The request ::
Search the records below for the word "page" and show every line where it occurs.

Source data ::
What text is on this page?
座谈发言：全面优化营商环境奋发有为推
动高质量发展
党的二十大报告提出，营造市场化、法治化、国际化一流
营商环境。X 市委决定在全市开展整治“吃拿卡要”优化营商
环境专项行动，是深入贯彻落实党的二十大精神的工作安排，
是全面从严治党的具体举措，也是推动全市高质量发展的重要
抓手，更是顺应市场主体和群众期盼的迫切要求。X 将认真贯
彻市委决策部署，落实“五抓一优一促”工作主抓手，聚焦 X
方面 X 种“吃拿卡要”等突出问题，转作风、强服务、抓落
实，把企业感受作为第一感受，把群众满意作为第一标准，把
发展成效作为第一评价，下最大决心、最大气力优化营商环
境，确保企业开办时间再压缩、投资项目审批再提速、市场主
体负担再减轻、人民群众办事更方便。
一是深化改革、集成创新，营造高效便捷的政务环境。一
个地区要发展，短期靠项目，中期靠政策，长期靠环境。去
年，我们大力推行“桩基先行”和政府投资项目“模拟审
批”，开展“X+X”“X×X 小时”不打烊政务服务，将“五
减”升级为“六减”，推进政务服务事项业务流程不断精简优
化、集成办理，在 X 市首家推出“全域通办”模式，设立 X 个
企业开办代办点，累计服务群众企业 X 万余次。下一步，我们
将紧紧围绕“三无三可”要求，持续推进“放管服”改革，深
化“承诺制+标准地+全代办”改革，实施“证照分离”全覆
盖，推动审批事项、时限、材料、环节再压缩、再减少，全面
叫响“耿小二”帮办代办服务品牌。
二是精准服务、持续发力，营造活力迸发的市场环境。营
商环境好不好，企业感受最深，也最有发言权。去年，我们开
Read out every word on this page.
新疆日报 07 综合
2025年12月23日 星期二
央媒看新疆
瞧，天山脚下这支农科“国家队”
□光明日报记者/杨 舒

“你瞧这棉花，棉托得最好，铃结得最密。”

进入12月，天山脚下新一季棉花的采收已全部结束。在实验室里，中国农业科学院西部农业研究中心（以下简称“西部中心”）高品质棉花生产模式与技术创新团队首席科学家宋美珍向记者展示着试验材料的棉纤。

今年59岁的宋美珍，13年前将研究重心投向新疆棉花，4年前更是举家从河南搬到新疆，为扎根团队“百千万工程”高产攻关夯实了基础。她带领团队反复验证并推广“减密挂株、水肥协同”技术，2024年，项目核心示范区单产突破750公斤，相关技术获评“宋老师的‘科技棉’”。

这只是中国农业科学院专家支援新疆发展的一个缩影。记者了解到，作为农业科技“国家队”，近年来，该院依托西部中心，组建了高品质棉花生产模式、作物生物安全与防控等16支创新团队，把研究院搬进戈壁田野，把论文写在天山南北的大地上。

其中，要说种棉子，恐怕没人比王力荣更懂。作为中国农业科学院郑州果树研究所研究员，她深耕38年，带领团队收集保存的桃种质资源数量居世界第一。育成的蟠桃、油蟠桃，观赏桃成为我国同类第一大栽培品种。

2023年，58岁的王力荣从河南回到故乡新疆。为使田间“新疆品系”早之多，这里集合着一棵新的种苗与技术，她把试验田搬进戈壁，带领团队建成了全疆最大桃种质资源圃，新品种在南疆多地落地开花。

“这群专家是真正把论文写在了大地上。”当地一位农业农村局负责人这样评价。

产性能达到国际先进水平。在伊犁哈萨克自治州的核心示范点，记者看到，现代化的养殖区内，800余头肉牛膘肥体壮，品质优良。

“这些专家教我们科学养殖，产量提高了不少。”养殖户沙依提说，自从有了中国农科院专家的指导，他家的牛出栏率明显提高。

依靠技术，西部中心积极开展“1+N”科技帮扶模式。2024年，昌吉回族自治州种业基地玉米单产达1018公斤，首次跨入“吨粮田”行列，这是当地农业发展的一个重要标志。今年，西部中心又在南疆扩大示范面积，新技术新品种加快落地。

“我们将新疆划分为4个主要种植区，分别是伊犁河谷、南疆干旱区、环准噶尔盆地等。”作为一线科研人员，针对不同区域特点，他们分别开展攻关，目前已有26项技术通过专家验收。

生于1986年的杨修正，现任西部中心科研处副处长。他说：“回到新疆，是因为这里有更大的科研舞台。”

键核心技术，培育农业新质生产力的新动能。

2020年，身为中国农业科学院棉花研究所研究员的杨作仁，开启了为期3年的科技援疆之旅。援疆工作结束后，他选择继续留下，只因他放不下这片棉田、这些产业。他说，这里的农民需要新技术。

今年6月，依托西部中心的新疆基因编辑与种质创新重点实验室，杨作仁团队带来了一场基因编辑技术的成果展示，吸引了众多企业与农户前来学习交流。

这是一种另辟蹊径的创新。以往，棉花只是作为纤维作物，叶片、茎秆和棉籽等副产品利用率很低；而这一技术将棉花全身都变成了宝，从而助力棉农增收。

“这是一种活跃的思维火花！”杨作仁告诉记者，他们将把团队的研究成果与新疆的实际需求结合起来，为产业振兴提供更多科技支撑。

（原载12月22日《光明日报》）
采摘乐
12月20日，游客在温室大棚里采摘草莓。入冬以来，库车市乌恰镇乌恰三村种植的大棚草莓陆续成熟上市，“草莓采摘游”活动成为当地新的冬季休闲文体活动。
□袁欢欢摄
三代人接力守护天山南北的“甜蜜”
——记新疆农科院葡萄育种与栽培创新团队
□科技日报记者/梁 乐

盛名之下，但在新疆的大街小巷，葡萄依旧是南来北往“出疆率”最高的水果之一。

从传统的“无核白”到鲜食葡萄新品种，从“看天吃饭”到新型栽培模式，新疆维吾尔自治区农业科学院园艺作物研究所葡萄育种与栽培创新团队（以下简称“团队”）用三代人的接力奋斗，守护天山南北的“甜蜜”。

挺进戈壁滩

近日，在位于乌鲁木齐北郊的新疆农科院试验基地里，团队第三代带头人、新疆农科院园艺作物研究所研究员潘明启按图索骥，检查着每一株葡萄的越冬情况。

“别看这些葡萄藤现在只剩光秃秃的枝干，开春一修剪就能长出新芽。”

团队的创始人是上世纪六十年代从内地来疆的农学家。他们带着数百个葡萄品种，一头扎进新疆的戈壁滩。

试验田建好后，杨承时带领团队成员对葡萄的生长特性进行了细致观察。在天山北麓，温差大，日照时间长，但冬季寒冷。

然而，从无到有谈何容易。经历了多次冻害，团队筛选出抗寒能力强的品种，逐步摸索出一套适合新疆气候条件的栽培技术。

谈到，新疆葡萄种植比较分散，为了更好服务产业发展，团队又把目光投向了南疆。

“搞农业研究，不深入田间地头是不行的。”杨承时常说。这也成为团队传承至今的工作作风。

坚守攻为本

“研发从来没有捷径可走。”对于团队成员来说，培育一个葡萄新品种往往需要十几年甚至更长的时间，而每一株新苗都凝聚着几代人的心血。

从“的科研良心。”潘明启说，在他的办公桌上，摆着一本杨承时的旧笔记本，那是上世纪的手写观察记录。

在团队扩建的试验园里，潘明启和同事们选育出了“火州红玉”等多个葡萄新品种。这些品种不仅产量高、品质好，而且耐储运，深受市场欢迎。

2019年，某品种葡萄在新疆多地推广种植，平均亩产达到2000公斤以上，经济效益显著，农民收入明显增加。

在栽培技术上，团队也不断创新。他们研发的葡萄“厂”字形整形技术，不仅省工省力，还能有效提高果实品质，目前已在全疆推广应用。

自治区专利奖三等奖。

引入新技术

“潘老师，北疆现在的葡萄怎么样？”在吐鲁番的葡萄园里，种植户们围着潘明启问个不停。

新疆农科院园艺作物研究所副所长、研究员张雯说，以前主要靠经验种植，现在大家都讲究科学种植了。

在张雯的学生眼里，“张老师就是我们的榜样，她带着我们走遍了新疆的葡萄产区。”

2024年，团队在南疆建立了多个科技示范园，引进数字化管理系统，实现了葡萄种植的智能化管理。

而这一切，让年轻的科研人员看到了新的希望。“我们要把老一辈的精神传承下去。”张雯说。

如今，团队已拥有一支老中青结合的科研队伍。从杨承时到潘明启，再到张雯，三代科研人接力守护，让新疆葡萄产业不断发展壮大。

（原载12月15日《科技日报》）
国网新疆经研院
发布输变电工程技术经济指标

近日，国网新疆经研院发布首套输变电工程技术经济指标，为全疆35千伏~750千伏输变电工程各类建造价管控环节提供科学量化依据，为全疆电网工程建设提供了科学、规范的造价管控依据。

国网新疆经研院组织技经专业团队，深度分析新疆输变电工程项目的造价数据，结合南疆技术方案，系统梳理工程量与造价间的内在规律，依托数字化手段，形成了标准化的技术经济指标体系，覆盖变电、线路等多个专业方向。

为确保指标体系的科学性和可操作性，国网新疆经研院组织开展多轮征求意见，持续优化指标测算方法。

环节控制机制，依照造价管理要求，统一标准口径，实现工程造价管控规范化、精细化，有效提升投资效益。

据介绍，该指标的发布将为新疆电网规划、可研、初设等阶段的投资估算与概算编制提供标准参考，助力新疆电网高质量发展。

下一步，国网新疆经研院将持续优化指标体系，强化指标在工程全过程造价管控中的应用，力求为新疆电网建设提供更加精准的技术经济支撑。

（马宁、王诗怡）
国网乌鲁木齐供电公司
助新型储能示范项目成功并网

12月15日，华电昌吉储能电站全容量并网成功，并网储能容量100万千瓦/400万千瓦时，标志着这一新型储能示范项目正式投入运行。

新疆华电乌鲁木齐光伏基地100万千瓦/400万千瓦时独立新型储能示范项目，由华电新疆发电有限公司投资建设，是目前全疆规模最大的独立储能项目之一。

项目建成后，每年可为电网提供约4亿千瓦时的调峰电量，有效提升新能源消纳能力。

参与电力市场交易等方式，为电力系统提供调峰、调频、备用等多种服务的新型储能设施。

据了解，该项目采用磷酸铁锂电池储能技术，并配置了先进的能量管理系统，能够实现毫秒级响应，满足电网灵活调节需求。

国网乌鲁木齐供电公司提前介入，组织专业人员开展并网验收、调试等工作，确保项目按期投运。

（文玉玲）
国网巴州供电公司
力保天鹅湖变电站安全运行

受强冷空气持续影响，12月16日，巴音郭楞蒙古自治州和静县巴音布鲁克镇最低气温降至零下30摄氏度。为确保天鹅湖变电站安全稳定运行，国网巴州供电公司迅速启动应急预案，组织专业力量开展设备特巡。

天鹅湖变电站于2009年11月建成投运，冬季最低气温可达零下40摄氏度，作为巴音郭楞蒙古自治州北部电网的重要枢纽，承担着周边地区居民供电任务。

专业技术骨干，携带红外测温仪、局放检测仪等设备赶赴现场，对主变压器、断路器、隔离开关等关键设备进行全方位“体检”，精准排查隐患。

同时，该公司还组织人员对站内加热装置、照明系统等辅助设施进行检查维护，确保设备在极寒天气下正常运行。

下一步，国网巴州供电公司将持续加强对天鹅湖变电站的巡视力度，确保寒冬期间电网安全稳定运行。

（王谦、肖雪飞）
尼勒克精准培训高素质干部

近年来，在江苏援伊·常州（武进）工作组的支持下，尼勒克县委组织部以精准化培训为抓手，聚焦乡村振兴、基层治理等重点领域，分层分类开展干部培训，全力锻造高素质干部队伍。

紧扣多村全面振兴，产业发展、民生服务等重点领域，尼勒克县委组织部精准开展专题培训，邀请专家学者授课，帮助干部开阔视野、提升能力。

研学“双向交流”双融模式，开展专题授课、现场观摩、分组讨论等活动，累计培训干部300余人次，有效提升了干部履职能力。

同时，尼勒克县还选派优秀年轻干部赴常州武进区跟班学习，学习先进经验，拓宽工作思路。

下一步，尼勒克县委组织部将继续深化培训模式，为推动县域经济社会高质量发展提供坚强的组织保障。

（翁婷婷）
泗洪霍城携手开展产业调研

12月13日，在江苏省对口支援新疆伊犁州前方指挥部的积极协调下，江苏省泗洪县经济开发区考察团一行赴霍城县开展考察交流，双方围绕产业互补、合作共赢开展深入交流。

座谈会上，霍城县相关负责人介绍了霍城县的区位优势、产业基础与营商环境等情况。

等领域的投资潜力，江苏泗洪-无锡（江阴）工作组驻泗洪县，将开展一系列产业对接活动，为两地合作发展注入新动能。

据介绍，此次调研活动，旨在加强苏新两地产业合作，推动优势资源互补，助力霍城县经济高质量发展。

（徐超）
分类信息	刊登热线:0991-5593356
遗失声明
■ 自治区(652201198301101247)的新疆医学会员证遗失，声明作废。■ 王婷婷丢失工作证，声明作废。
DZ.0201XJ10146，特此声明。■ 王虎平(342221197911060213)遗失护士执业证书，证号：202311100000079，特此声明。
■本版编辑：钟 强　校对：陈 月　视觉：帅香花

Written response ::
What text is on this page?
Read out every word on this page.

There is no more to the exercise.